WHAT IS EXPECTED -
Give the number of lines that hold the string "JSON". Nothing else is needed.

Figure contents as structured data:
════════════════

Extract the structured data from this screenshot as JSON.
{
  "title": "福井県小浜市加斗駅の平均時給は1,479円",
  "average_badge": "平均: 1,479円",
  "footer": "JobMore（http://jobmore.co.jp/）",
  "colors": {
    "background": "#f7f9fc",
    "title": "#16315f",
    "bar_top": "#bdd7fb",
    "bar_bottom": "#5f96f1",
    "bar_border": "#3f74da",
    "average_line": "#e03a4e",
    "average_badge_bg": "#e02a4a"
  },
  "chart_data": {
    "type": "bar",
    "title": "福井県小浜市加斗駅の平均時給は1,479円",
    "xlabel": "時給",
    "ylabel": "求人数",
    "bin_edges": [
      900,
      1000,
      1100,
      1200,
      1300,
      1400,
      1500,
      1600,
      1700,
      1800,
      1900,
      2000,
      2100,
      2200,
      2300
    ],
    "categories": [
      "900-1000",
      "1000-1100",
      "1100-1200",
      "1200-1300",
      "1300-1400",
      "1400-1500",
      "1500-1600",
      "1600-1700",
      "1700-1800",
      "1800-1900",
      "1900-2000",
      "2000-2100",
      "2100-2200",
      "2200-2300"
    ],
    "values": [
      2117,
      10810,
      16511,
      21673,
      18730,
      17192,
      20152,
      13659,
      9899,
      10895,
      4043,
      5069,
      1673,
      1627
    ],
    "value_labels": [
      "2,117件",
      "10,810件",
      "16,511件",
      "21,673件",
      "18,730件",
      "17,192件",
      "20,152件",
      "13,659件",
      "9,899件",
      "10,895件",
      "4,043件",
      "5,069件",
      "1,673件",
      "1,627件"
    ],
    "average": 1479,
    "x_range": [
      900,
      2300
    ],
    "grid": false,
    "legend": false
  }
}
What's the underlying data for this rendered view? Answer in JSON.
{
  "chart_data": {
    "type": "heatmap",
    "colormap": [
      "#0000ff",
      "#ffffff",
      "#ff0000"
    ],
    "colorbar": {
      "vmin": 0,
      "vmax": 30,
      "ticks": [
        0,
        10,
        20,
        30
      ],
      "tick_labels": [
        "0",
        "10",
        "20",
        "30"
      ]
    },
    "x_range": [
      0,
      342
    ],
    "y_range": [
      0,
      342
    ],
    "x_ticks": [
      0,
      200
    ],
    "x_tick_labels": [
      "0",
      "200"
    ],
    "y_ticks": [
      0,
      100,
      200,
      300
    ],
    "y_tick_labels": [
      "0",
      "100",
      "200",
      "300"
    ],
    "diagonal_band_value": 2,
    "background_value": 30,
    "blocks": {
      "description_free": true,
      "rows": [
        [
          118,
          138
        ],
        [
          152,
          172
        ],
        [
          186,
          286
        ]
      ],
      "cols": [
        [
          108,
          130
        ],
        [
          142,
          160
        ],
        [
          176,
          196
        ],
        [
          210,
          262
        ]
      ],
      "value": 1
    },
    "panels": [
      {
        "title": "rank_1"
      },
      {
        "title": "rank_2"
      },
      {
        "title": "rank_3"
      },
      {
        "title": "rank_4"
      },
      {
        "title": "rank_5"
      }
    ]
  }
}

════════════════

THE RESPONSE -
2